EXERCISE BRIEF:
Make an exact copy of the entries below with the pictures removed.

[Structured figure records]
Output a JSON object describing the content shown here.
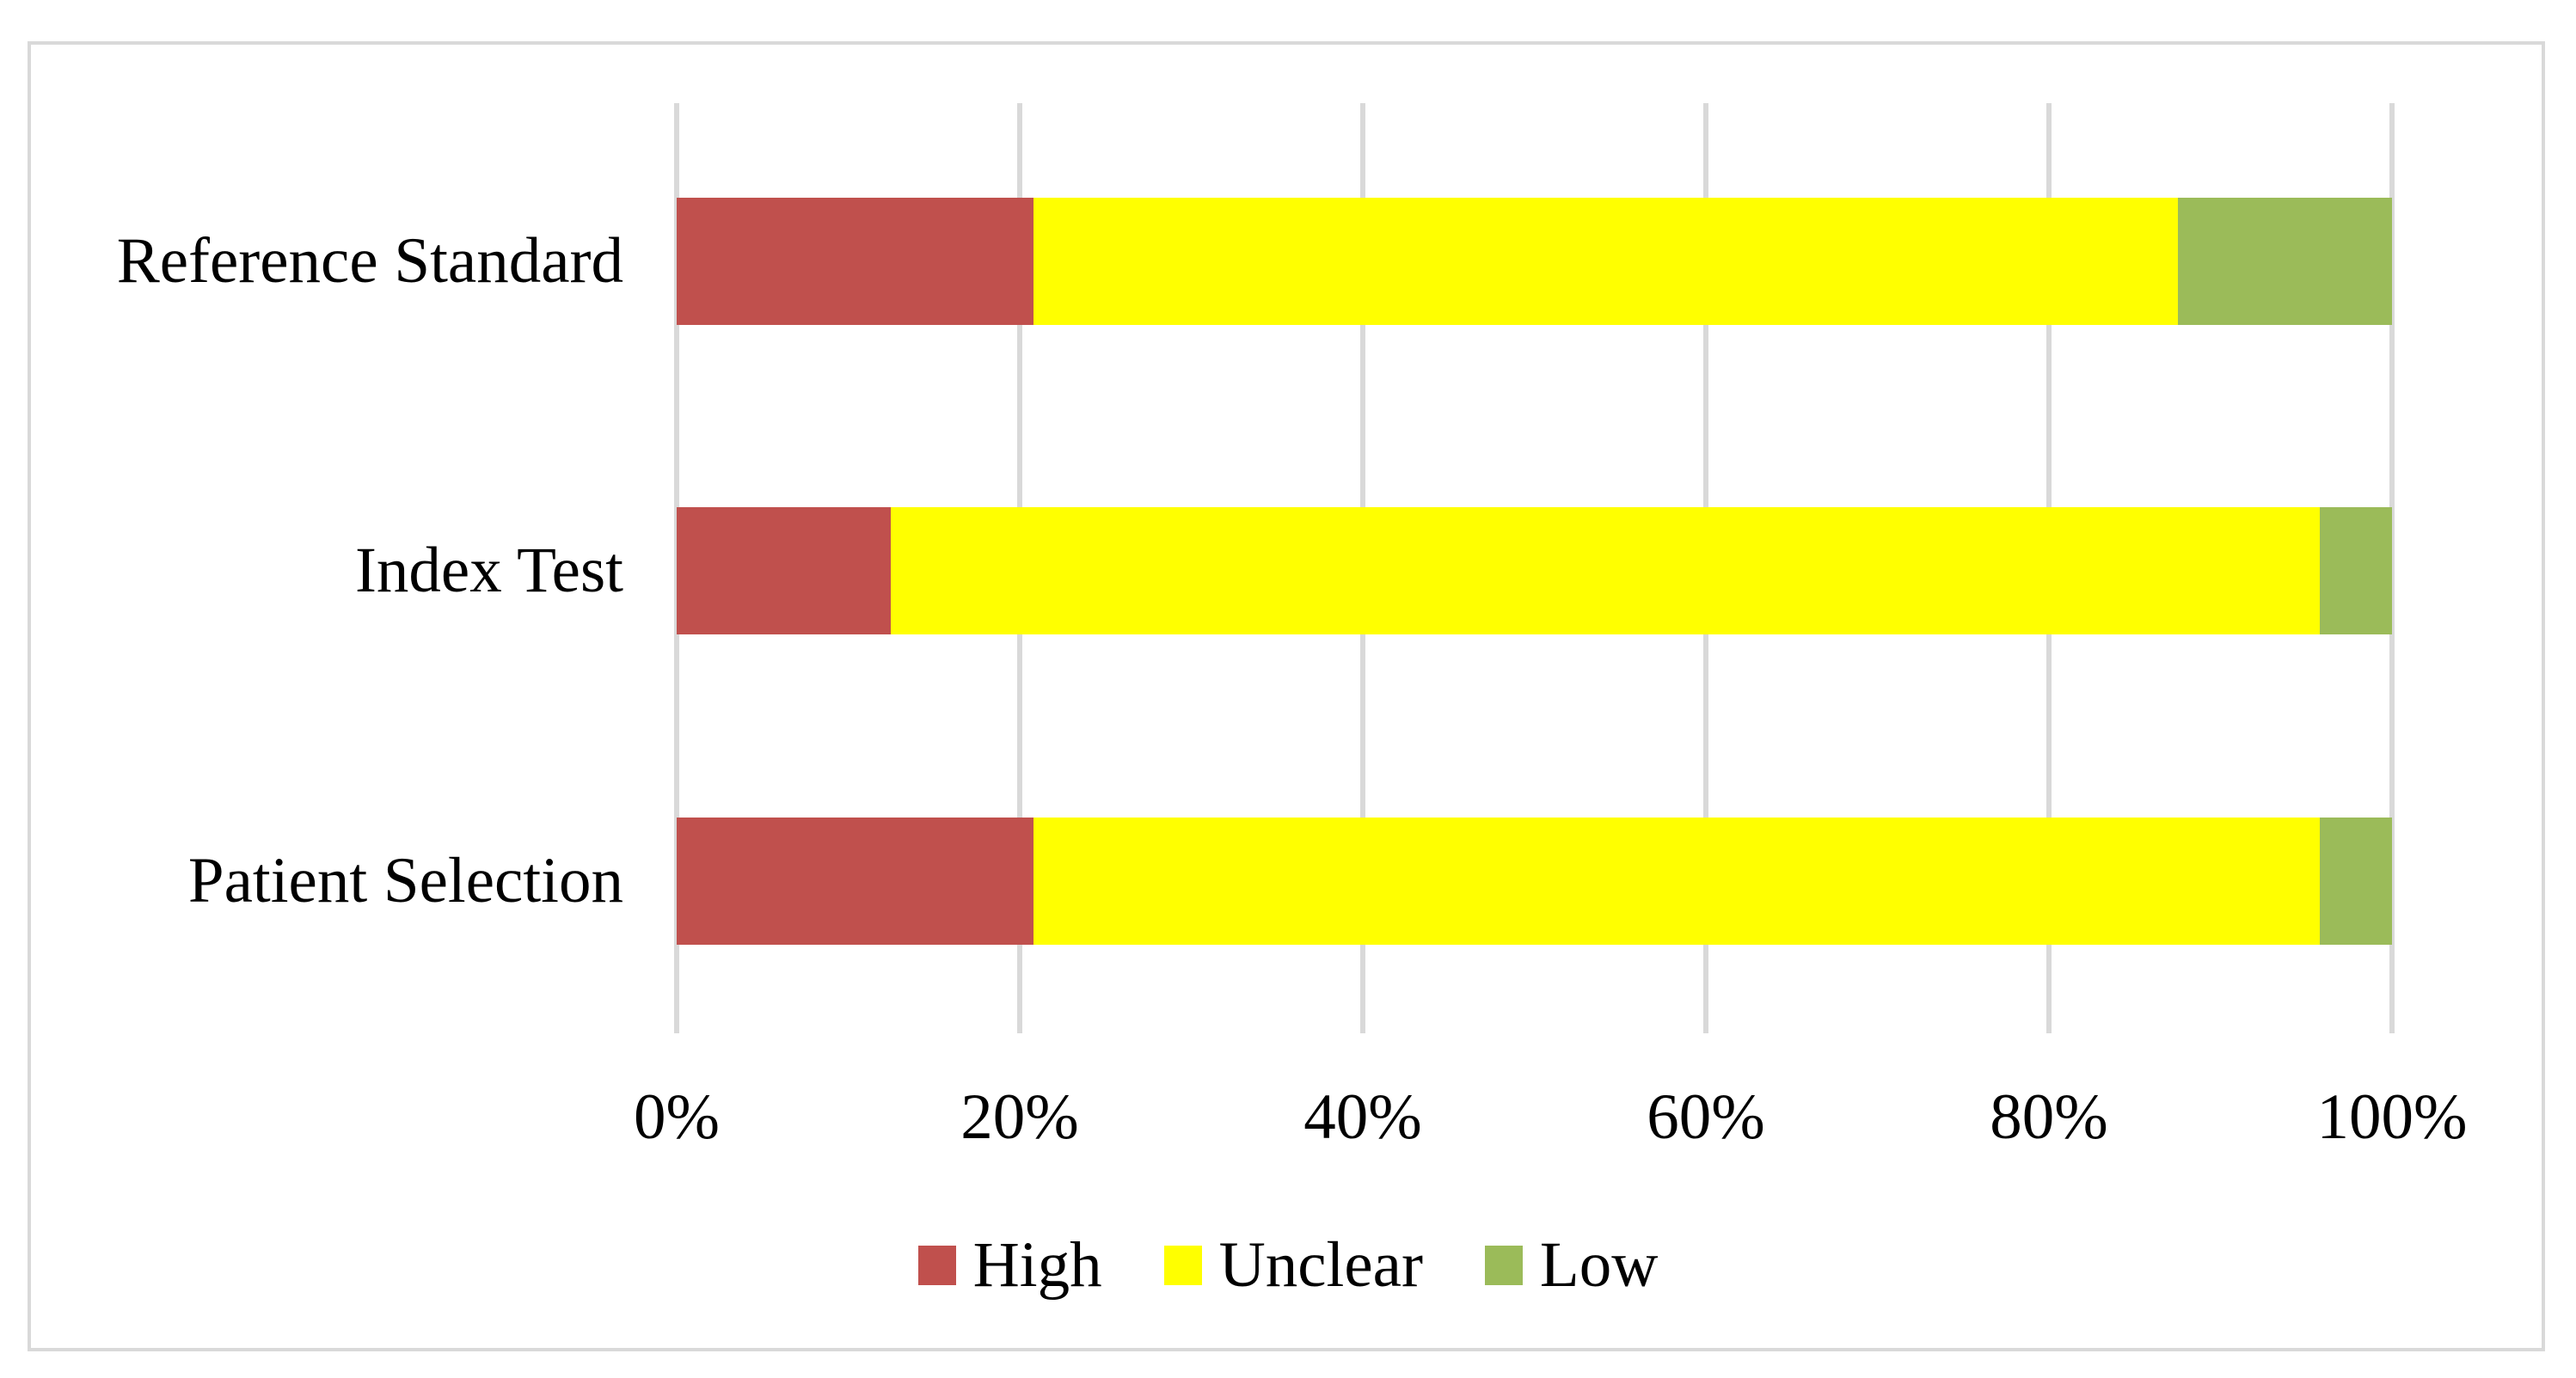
{
  "chart_data": {
    "type": "bar",
    "orientation": "horizontal",
    "stacked": true,
    "title": "",
    "categories": [
      "Reference Standard",
      "Index Test",
      "Patient Selection"
    ],
    "series": [
      {
        "name": "High",
        "color": "#C0504D",
        "values": [
          20.8,
          12.5,
          20.8
        ]
      },
      {
        "name": "Unclear",
        "color": "#FFFF00",
        "values": [
          66.7,
          83.3,
          75.0
        ]
      },
      {
        "name": "Low",
        "color": "#9BBB59",
        "values": [
          12.5,
          4.2,
          4.2
        ]
      }
    ],
    "x_tick_labels": [
      "0%",
      "20%",
      "40%",
      "60%",
      "80%",
      "100%"
    ],
    "xlim": [
      0,
      100
    ],
    "x_unit": "%",
    "grid": "vertical",
    "legend": [
      "High",
      "Unclear",
      "Low"
    ],
    "legend_position": "bottom"
  },
  "colors": {
    "grid": "#D9D9D9",
    "frame_border": "#D9D9D9",
    "background": "#FFFFFF",
    "text": "#000000"
  }
}
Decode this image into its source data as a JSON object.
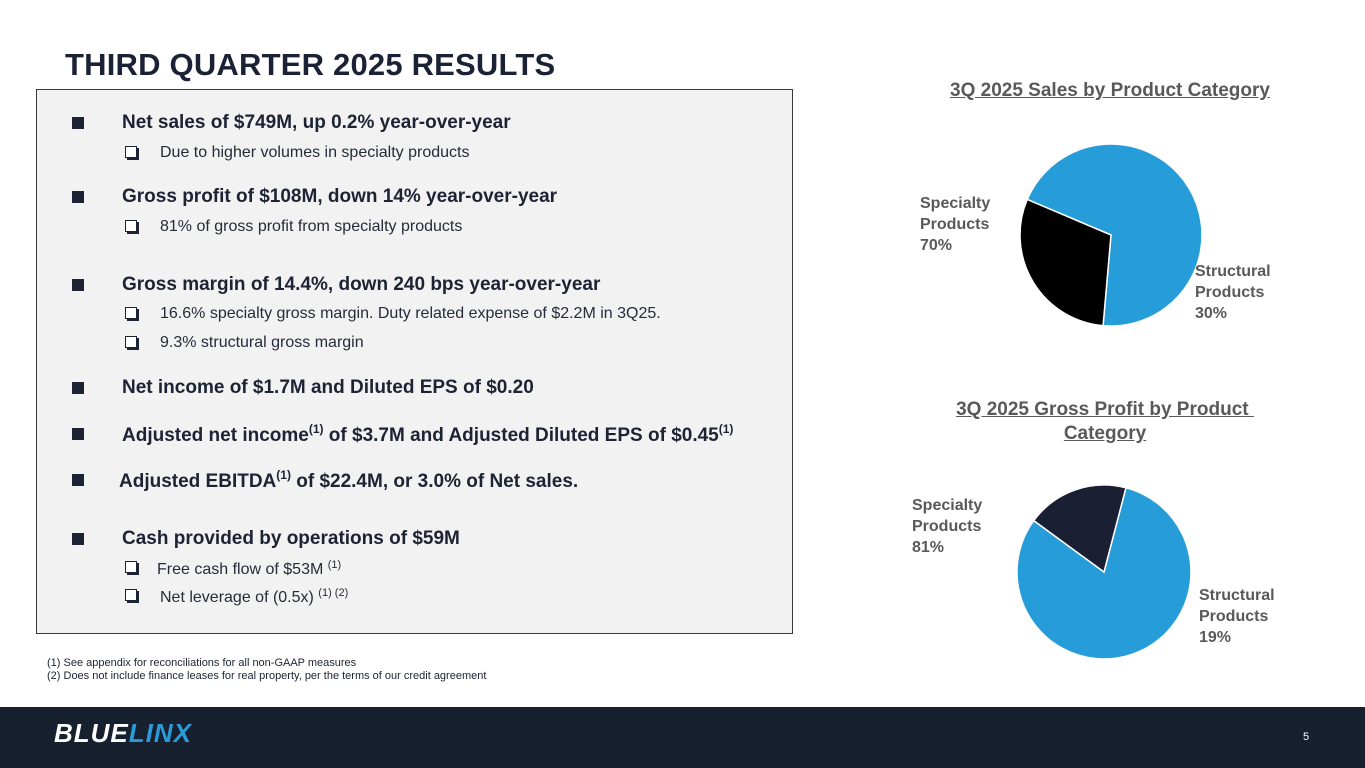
{
  "title": "THIRD QUARTER 2025 RESULTS",
  "bullets": {
    "b1": {
      "text": "Net sales of $749M, up 0.2% year-over-year"
    },
    "b1s1": {
      "text": "Due to higher volumes in specialty products"
    },
    "b2": {
      "text": "Gross profit of $108M, down 14% year-over-year"
    },
    "b2s1": {
      "text": "81% of gross profit from specialty products"
    },
    "b3": {
      "text": "Gross margin of 14.4%, down 240 bps year-over-year"
    },
    "b3s1": {
      "text": "16.6% specialty gross margin. Duty related expense of $2.2M in 3Q25."
    },
    "b3s2": {
      "text": "9.3% structural gross margin"
    },
    "b4": {
      "text": "Net income of $1.7M and Diluted EPS of $0.20"
    },
    "b5": {
      "pre": "Adjusted net income",
      "sup1": "(1)",
      "mid": " of $3.7M and Adjusted Diluted EPS of $0.45",
      "sup2": "(1)"
    },
    "b6": {
      "pre": "Adjusted EBITDA",
      "sup1": "(1)",
      "post": " of $22.4M, or 3.0% of Net sales."
    },
    "b7": {
      "text": "Cash provided by operations of $59M"
    },
    "b7s1": {
      "text": "Free cash flow of $53M ",
      "sup": "(1)"
    },
    "b7s2": {
      "text": "Net leverage of (0.5x) ",
      "sup": "(1) (2)"
    }
  },
  "footnotes": [
    "(1) See appendix for reconciliations for all non-GAAP measures",
    "(2) Does not include finance leases for real property, per the terms of our credit agreement"
  ],
  "chart_data": [
    {
      "type": "pie",
      "title": "3Q 2025 Sales by Product Category",
      "slices": [
        {
          "label": "Specialty Products",
          "value": 70,
          "display": "70%",
          "color": "#269cd8"
        },
        {
          "label": "Structural Products",
          "value": 30,
          "display": "30%",
          "color": "#000000"
        }
      ]
    },
    {
      "type": "pie",
      "title": "3Q 2025 Gross Profit by Product Category",
      "slices": [
        {
          "label": "Specialty Products",
          "value": 81,
          "display": "81%",
          "color": "#269cd8"
        },
        {
          "label": "Structural Products",
          "value": 19,
          "display": "19%",
          "color": "#1b1f33"
        }
      ]
    }
  ],
  "chart_labels": {
    "c1_spec": [
      "Specialty",
      "Products",
      "70%"
    ],
    "c1_struct": [
      "Structural",
      "Products",
      "30%"
    ],
    "c2_title_l1": "3Q 2025 Gross Profit by Product ",
    "c2_title_l2": "Category",
    "c2_spec": [
      "Specialty",
      "Products",
      "81%"
    ],
    "c2_struct": [
      "Structural",
      "Products",
      "19%"
    ]
  },
  "footer": {
    "logo_part1": "BLUE",
    "logo_part2": "LINX",
    "page_number": "5"
  },
  "colors": {
    "accent": "#269cd8",
    "navy": "#17202f",
    "text": "#1d2333"
  }
}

RESULT OF THIS TASK:
Output a JSON object describing the content shown here.
{
  "chart_data": {
    "type": "bar",
    "orientation": "horizontal",
    "stacked": true,
    "title": "",
    "categories": [
      "Reference Standard",
      "Index Test",
      "Patient Selection"
    ],
    "series": [
      {
        "name": "High",
        "color": "#C0504D",
        "values": [
          20.8,
          12.5,
          20.8
        ]
      },
      {
        "name": "Unclear",
        "color": "#FFFF00",
        "values": [
          66.7,
          83.3,
          75.0
        ]
      },
      {
        "name": "Low",
        "color": "#9BBB59",
        "values": [
          12.5,
          4.2,
          4.2
        ]
      }
    ],
    "x_tick_labels": [
      "0%",
      "20%",
      "40%",
      "60%",
      "80%",
      "100%"
    ],
    "xlim": [
      0,
      100
    ],
    "x_unit": "%",
    "grid": "vertical",
    "legend": [
      "High",
      "Unclear",
      "Low"
    ],
    "legend_position": "bottom"
  },
  "colors": {
    "grid": "#D9D9D9",
    "frame_border": "#D9D9D9",
    "background": "#FFFFFF",
    "text": "#000000"
  }
}
Decode this image into its source data as a JSON object.
{
  "title": "THIRD QUARTER 2025 RESULTS",
  "bullets": {
    "b1": {
      "text": "Net sales of $749M, up 0.2% year-over-year"
    },
    "b1s1": {
      "text": "Due to higher volumes in specialty products"
    },
    "b2": {
      "text": "Gross profit of $108M, down 14% year-over-year"
    },
    "b2s1": {
      "text": "81% of gross profit from specialty products"
    },
    "b3": {
      "text": "Gross margin of 14.4%, down 240 bps year-over-year"
    },
    "b3s1": {
      "text": "16.6% specialty gross margin. Duty related expense of $2.2M in 3Q25."
    },
    "b3s2": {
      "text": "9.3% structural gross margin"
    },
    "b4": {
      "text": "Net income of $1.7M and Diluted EPS of $0.20"
    },
    "b5": {
      "pre": "Adjusted net income",
      "sup1": "(1)",
      "mid": " of $3.7M and Adjusted Diluted EPS of $0.45",
      "sup2": "(1)"
    },
    "b6": {
      "pre": "Adjusted EBITDA",
      "sup1": "(1)",
      "post": " of $22.4M, or 3.0% of Net sales."
    },
    "b7": {
      "text": "Cash provided by operations of $59M"
    },
    "b7s1": {
      "text": "Free cash flow of $53M ",
      "sup": "(1)"
    },
    "b7s2": {
      "text": "Net leverage of (0.5x) ",
      "sup": "(1) (2)"
    }
  },
  "footnotes": [
    "(1) See appendix for reconciliations for all non-GAAP measures",
    "(2) Does not include finance leases for real property, per the terms of our credit agreement"
  ],
  "chart_data": [
    {
      "type": "pie",
      "title": "3Q 2025 Sales by Product Category",
      "slices": [
        {
          "label": "Specialty Products",
          "value": 70,
          "display": "70%",
          "color": "#269cd8"
        },
        {
          "label": "Structural Products",
          "value": 30,
          "display": "30%",
          "color": "#000000"
        }
      ]
    },
    {
      "type": "pie",
      "title": "3Q 2025 Gross Profit by Product Category",
      "slices": [
        {
          "label": "Specialty Products",
          "value": 81,
          "display": "81%",
          "color": "#269cd8"
        },
        {
          "label": "Structural Products",
          "value": 19,
          "display": "19%",
          "color": "#1b1f33"
        }
      ]
    }
  ],
  "chart_labels": {
    "c1_spec": [
      "Specialty",
      "Products",
      "70%"
    ],
    "c1_struct": [
      "Structural",
      "Products",
      "30%"
    ],
    "c2_title_l1": "3Q 2025 Gross Profit by Product ",
    "c2_title_l2": "Category",
    "c2_spec": [
      "Specialty",
      "Products",
      "81%"
    ],
    "c2_struct": [
      "Structural",
      "Products",
      "19%"
    ]
  },
  "footer": {
    "logo_part1": "BLUE",
    "logo_part2": "LINX",
    "page_number": "5"
  },
  "colors": {
    "accent": "#269cd8",
    "navy": "#17202f",
    "text": "#1d2333"
  }
}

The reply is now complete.